AIM: In the listing that follows, count each line containing the string "dans" and report only the count.

EXERCISE MATERIALS:

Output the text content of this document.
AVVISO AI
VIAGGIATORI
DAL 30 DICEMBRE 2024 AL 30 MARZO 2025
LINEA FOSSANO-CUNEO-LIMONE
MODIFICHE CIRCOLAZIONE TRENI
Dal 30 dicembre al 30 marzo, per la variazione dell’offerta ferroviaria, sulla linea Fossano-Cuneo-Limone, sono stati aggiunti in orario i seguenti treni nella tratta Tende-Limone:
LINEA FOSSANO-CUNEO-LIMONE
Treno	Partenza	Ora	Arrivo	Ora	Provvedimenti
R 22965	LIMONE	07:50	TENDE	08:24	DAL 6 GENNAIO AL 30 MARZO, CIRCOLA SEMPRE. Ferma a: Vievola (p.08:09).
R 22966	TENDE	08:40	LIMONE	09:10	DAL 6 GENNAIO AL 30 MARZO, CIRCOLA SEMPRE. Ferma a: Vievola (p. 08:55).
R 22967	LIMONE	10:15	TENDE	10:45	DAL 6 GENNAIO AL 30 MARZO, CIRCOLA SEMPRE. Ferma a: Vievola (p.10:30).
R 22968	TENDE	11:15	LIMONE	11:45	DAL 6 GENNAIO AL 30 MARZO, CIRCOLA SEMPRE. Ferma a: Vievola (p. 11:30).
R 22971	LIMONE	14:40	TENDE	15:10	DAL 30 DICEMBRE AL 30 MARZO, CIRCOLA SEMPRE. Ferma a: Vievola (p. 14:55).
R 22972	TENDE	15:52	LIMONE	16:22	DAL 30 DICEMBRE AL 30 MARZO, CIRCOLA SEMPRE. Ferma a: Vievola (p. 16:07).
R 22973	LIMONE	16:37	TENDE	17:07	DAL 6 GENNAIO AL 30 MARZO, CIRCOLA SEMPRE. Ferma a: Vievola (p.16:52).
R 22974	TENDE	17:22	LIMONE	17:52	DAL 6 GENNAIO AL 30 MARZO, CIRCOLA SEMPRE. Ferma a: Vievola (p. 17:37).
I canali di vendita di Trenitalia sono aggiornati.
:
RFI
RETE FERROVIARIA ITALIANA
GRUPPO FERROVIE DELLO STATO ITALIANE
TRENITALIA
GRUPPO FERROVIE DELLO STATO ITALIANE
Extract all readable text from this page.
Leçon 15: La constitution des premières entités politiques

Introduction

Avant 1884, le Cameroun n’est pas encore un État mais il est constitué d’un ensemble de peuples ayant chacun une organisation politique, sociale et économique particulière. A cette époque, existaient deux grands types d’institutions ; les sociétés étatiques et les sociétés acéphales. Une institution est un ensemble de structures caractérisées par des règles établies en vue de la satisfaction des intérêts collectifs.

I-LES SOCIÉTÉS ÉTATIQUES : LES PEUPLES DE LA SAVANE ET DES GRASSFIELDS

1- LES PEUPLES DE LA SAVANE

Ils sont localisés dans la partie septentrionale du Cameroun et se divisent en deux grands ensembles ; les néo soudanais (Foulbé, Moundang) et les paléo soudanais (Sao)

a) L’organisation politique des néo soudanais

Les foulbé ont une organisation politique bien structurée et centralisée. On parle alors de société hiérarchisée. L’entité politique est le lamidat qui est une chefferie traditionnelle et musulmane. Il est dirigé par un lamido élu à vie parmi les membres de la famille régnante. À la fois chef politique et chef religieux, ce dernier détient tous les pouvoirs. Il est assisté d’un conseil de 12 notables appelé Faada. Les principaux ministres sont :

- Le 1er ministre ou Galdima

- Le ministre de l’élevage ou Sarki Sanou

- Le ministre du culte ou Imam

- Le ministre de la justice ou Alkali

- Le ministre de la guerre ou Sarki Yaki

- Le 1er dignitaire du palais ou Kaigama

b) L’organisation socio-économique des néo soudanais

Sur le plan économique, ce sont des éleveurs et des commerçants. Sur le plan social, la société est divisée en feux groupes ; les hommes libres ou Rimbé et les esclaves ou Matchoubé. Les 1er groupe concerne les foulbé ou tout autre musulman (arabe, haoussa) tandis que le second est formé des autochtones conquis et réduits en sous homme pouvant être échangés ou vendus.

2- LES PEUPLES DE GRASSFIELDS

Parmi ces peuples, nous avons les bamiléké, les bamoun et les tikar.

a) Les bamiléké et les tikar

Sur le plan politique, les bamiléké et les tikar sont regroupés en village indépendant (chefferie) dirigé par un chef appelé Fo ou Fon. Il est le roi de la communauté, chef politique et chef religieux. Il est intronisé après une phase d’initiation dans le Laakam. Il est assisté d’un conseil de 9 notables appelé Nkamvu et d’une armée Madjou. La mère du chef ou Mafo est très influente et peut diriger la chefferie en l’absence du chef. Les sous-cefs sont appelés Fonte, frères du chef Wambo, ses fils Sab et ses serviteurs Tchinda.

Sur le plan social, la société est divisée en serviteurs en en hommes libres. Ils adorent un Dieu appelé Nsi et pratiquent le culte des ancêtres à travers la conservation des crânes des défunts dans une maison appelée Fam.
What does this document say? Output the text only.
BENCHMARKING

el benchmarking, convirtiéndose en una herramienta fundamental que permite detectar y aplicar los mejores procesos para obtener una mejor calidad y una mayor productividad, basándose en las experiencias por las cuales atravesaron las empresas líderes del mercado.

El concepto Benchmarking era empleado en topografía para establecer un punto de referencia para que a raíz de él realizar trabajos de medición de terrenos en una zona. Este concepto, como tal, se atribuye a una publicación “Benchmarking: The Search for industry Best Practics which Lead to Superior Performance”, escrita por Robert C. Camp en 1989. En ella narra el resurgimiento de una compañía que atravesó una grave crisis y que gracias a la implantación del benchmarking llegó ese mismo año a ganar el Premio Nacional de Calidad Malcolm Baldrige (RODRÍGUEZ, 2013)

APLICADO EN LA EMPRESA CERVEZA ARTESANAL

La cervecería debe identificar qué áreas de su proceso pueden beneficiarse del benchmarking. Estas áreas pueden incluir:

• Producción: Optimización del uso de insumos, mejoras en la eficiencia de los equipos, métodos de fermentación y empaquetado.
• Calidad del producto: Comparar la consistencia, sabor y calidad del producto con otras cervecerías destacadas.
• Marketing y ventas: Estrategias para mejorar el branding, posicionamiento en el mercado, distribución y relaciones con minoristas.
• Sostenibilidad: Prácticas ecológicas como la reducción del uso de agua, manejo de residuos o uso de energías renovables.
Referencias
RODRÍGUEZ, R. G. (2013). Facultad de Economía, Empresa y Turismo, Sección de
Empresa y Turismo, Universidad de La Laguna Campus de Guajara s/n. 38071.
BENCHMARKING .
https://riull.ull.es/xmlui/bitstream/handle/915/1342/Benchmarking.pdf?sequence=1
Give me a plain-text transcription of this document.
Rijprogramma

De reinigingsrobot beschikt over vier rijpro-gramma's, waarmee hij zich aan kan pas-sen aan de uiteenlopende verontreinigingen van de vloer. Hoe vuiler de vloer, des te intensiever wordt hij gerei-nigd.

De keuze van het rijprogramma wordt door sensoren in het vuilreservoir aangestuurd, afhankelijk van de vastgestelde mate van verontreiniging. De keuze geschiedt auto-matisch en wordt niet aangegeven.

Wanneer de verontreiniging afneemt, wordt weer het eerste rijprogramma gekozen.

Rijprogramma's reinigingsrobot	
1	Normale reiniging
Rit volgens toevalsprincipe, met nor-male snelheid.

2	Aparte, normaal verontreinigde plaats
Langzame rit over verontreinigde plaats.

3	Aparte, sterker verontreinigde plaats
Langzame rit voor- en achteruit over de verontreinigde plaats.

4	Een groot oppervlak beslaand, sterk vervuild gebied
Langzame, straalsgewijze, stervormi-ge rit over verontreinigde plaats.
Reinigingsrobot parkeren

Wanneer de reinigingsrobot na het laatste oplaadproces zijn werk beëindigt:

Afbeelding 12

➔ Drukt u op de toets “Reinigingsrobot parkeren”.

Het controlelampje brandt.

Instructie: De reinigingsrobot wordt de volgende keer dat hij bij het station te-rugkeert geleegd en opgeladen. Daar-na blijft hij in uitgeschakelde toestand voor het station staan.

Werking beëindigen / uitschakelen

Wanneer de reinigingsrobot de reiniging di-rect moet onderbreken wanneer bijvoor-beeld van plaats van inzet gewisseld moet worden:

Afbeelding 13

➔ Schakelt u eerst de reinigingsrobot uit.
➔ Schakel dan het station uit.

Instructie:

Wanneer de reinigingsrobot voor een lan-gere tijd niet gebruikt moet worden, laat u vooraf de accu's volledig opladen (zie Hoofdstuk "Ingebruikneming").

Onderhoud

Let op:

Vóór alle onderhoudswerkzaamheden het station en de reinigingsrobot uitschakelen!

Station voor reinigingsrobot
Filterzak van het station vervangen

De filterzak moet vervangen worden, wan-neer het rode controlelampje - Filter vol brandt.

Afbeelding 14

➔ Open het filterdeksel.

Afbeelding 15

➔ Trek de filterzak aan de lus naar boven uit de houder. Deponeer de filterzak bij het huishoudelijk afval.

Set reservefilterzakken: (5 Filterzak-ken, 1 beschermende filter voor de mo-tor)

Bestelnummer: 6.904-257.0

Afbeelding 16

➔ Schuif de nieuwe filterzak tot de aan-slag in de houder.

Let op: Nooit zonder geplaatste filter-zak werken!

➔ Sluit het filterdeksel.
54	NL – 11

SOLUTION: 3